▸ **Tasks for this exercise**
(a) Using the Clojure refactoring article, explain in one to three sentences why characterization tests are needed before refactoring the Markov text generator.
(b) Reproduce the passage of the Clojure refactoring article between "(defn sentence [data]" and "how to refactor.", inclusive.

++++ Excerpt

Refactoring Clojure (1)

This article is based on Writing Friendlier Clojure by Adam Bard, where he shows his approach at refactoring some Clojure code that implements an order-1 word-level Markov text generator.

Our mission is to take this code and make it readable:

(defn markov-data [text]
  (let [maps
        (for [line (clojure.string/split text #"\.")
              m (let [l (str line ".")
                      words
                      (cons :start (clojure.string/split l #"\s+"))]
                  (for [p (partition 2 1 (remove #(= "" %) words))]
                    {(first p) [(second p)]}))]
          m)]
    (apply merge-with concat maps)))

(defn sentence [data]
  (loop [ws (data :start)
         acc []]
    (let [w (rand-nth ws)
          nws (data w)
          nacc (concat acc [w])]
      (if (= \. (last w))
        (clojure.string/join " " nacc)
        (recur nws nacc)))))

After playing a bit with it in the REPL to get a feeling of what is going on and of the shape of the data structure involved, we can start thinking how to refactor.

Remember that refactoring means changing the code without changing its behavior, so to know that we are not changing the behavior we need tests. Since the code exists already, we need characterization tests, well explained in the book Working Effectively with Legacy Code by Michael Feathers.

++++++++
++++ Data block

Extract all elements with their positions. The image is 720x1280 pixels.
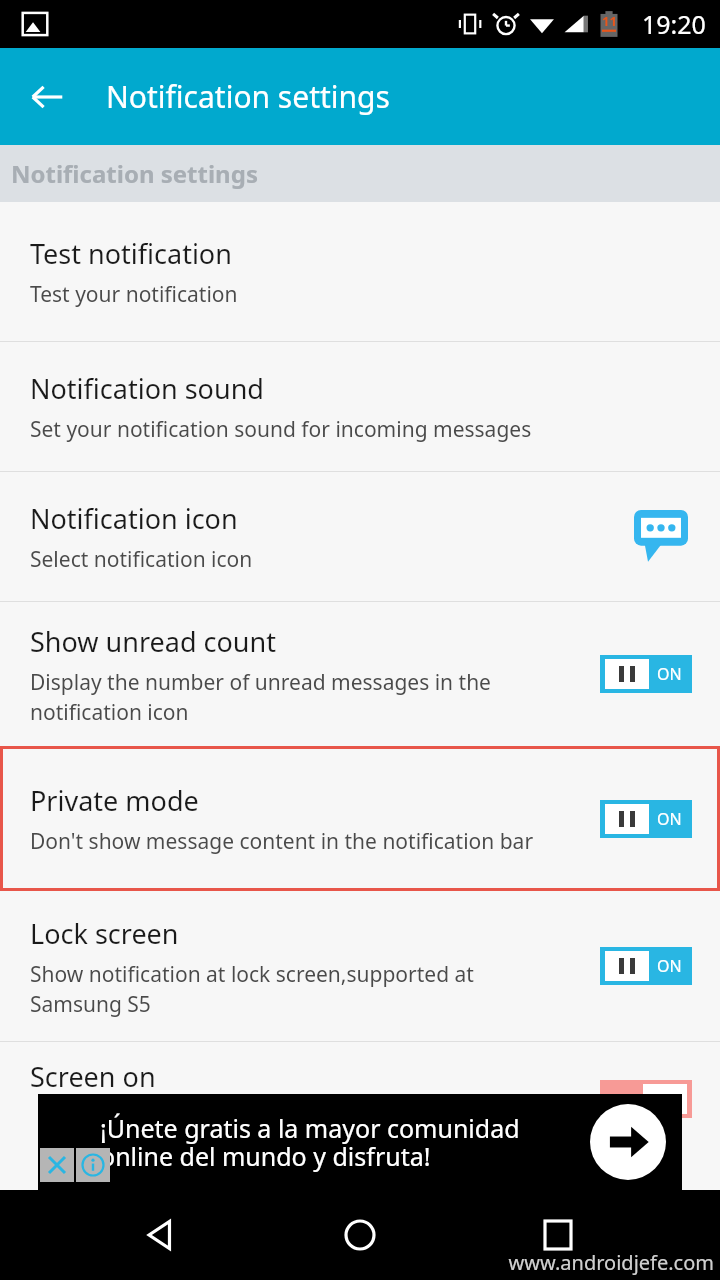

++++++++

▸ **Solutions to each task**
(a) Refactoring means changing code without changing its behavior, so tests are needed to confirm that the behavior has not changed. Because the code already exists, those tests must be characterization tests.

(b)
(defn sentence [data]
  (loop [ws (data :start)
         acc []]
    (let [w (rand-nth ws)
          nws (data w)
          nacc (concat acc [w])]
      (if (= \. (last w))
        (clojure.string/join " " nacc)
        (recur nws nacc)))))

After playing a bit with it in the REPL to get a feeling of what is going on and of the shape of the data structure involved, we can start thinking how to refactor.